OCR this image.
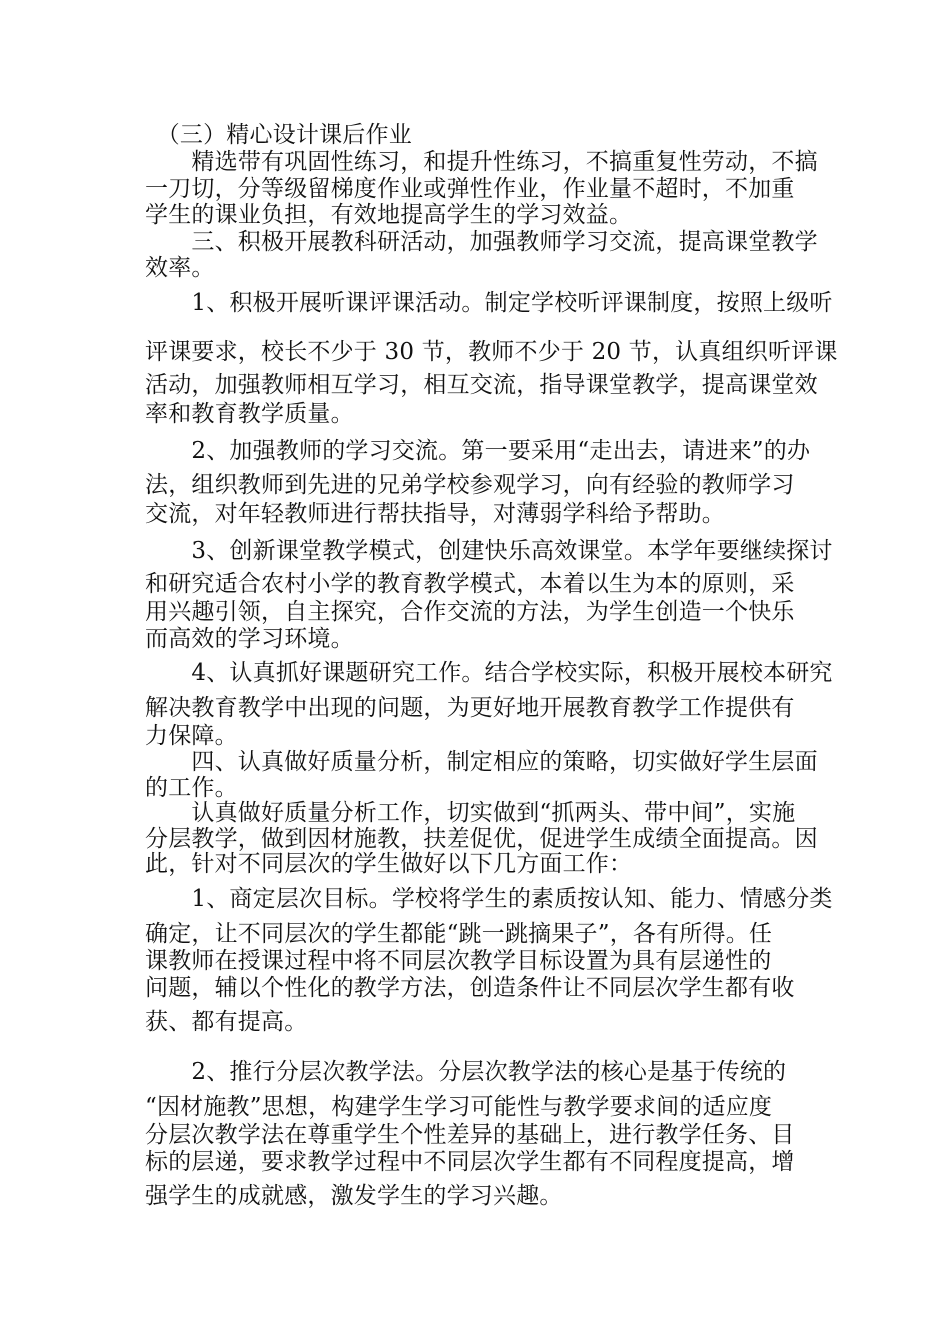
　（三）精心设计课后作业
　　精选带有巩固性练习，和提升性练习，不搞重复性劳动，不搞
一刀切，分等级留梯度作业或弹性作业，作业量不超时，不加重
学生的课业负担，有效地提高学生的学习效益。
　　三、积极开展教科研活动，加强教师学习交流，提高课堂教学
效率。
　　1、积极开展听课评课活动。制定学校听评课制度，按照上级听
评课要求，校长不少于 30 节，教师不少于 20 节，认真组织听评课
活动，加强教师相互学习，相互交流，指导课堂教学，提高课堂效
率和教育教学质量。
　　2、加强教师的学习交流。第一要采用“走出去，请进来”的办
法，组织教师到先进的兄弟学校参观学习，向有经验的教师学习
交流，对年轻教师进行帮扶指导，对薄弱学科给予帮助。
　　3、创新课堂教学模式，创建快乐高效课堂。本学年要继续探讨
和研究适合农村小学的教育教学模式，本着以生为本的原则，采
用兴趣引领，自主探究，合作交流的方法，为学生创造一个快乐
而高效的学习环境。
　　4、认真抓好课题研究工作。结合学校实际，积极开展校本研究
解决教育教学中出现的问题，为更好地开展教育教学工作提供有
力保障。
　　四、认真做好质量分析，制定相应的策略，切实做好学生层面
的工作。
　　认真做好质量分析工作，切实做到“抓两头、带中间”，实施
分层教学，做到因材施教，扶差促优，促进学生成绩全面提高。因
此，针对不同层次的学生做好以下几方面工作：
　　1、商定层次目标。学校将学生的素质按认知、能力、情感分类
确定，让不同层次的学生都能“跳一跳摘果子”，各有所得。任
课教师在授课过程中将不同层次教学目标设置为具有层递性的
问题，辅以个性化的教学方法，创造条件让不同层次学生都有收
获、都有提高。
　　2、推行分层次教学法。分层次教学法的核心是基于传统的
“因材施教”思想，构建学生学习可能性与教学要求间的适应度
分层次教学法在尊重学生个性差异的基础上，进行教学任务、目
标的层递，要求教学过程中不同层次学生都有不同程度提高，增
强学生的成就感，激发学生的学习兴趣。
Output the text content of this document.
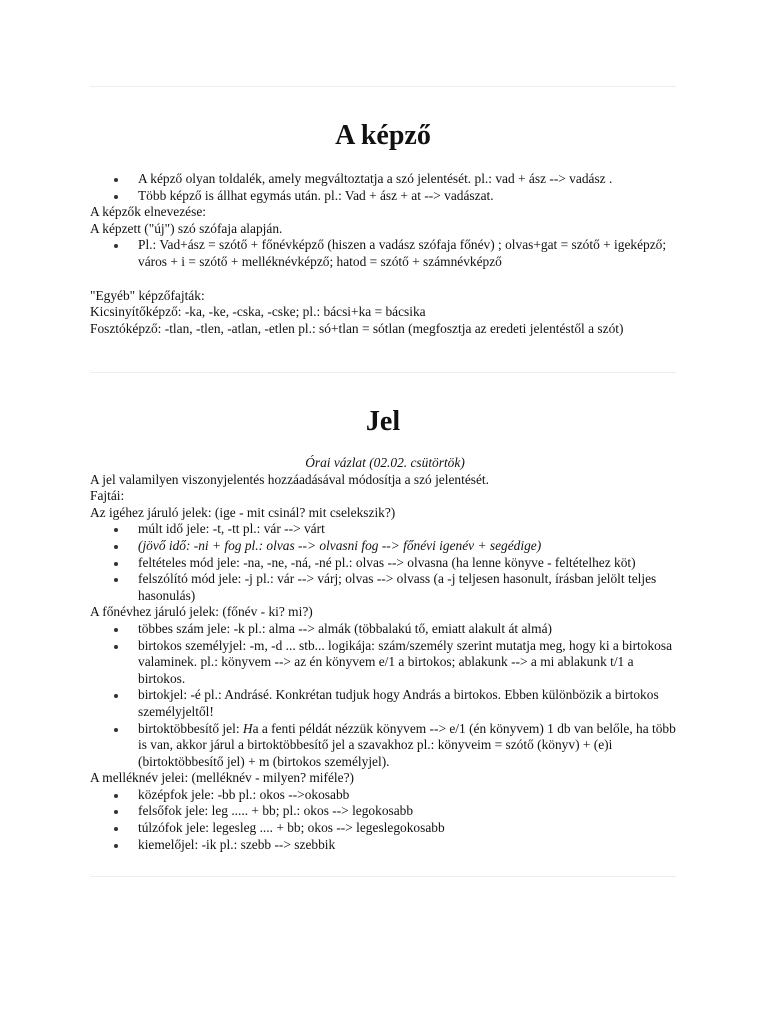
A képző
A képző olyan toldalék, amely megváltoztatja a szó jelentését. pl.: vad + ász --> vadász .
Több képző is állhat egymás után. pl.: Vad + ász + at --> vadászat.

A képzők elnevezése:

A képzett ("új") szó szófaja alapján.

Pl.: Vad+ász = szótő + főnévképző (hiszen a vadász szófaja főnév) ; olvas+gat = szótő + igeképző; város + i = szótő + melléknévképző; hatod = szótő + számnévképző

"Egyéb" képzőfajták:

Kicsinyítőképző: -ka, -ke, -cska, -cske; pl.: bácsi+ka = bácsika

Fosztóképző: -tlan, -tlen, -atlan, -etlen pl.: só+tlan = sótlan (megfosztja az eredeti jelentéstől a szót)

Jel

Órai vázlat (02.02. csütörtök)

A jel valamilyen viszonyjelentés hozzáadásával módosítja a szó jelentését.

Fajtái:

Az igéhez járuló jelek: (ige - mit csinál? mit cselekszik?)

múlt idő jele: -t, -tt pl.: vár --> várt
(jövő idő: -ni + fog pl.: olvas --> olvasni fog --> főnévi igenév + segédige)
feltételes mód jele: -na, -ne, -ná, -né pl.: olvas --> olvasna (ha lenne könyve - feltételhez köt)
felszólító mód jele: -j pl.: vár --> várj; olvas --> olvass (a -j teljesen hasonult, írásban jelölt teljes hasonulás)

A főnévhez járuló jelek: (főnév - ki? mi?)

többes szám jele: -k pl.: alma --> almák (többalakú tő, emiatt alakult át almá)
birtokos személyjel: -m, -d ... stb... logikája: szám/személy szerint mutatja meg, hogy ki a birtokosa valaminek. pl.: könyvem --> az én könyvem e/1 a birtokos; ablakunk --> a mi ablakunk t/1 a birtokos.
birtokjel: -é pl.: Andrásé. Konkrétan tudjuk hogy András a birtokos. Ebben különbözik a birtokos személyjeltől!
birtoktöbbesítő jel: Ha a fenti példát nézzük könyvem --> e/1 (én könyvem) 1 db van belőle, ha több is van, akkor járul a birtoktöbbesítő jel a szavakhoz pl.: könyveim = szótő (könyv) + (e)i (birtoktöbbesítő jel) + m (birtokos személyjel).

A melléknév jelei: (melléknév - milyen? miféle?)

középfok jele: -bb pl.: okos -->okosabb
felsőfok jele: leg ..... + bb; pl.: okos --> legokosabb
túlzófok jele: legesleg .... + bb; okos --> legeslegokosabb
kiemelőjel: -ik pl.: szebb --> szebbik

## Directions
Copy out all lines that carry the word "hogy".

## Correct answer
birtokos személyjel: -m, -d ... stb... logikája: szám/személy szerint mutatja meg, hogy ki a birtokosa valaminek. pl.: könyvem --> az én könyvem e/1 a birtokos; ablakunk --> a mi ablakunk t/1 a birtokos.
birtokjel: -é pl.: Andrásé. Konkrétan tudjuk hogy András a birtokos. Ebben különbözik a birtokos személyjeltől!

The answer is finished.